_Job:_ Print all records exactly, leaving nothing out.

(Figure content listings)
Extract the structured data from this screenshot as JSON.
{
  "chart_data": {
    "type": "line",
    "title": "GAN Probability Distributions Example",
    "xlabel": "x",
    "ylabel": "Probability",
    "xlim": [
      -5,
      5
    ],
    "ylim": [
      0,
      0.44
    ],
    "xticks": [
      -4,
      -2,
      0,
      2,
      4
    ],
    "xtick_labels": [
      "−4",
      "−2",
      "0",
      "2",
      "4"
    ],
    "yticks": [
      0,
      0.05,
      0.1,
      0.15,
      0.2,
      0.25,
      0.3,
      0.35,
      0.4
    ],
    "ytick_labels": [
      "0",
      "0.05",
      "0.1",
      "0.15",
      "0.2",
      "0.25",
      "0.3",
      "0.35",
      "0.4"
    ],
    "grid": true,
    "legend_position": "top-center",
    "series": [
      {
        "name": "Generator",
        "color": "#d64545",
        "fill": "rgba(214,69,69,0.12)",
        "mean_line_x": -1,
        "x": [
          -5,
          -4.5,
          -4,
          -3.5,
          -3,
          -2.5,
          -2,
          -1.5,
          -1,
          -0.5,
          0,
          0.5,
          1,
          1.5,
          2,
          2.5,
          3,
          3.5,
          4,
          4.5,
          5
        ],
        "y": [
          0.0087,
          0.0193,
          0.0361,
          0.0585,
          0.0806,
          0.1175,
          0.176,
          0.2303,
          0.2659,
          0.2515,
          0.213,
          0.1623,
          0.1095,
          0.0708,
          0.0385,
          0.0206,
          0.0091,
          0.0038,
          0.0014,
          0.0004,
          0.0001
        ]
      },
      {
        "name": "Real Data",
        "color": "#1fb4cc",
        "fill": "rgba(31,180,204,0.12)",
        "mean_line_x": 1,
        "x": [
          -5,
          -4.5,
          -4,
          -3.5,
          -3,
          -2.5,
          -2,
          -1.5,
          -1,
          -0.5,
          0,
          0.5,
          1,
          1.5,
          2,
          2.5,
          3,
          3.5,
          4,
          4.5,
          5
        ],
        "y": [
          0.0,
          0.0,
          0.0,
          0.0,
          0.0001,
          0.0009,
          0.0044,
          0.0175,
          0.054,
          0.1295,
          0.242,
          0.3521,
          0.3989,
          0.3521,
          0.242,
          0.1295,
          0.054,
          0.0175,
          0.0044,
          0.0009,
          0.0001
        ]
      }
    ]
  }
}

_Task output:_
Extract the structured data from this screenshot as JSON.
{
  "chart_data": {
    "type": "line",
    "title": "GAN Probability Distributions Example",
    "xlabel": "x",
    "ylabel": "Probability",
    "xlim": [
      -5,
      5
    ],
    "ylim": [
      0,
      0.44
    ],
    "xticks": [
      -4,
      -2,
      0,
      2,
      4
    ],
    "xtick_labels": [
      "−4",
      "−2",
      "0",
      "2",
      "4"
    ],
    "yticks": [
      0,
      0.05,
      0.1,
      0.15,
      0.2,
      0.25,
      0.3,
      0.35,
      0.4
    ],
    "ytick_labels": [
      "0",
      "0.05",
      "0.1",
      "0.15",
      "0.2",
      "0.25",
      "0.3",
      "0.35",
      "0.4"
    ],
    "grid": true,
    "legend_position": "top-center",
    "series": [
      {
        "name": "Generator",
        "color": "#d64545",
        "fill": "rgba(214,69,69,0.12)",
        "mean_line_x": -1,
        "x": [
          -5,
          -4.5,
          -4,
          -3.5,
          -3,
          -2.5,
          -2,
          -1.5,
          -1,
          -0.5,
          0,
          0.5,
          1,
          1.5,
          2,
          2.5,
          3,
          3.5,
          4,
          4.5,
          5
        ],
        "y": [
          0.0087,
          0.0193,
          0.0361,
          0.0585,
          0.0806,
          0.1175,
          0.176,
          0.2303,
          0.2659,
          0.2515,
          0.213,
          0.1623,
          0.1095,
          0.0708,
          0.0385,
          0.0206,
          0.0091,
          0.0038,
          0.0014,
          0.0004,
          0.0001
        ]
      },
      {
        "name": "Real Data",
        "color": "#1fb4cc",
        "fill": "rgba(31,180,204,0.12)",
        "mean_line_x": 1,
        "x": [
          -5,
          -4.5,
          -4,
          -3.5,
          -3,
          -2.5,
          -2,
          -1.5,
          -1,
          -0.5,
          0,
          0.5,
          1,
          1.5,
          2,
          2.5,
          3,
          3.5,
          4,
          4.5,
          5
        ],
        "y": [
          0.0,
          0.0,
          0.0,
          0.0,
          0.0001,
          0.0009,
          0.0044,
          0.0175,
          0.054,
          0.1295,
          0.242,
          0.3521,
          0.3989,
          0.3521,
          0.242,
          0.1295,
          0.054,
          0.0175,
          0.0044,
          0.0009,
          0.0001
        ]
      }
    ]
  }
}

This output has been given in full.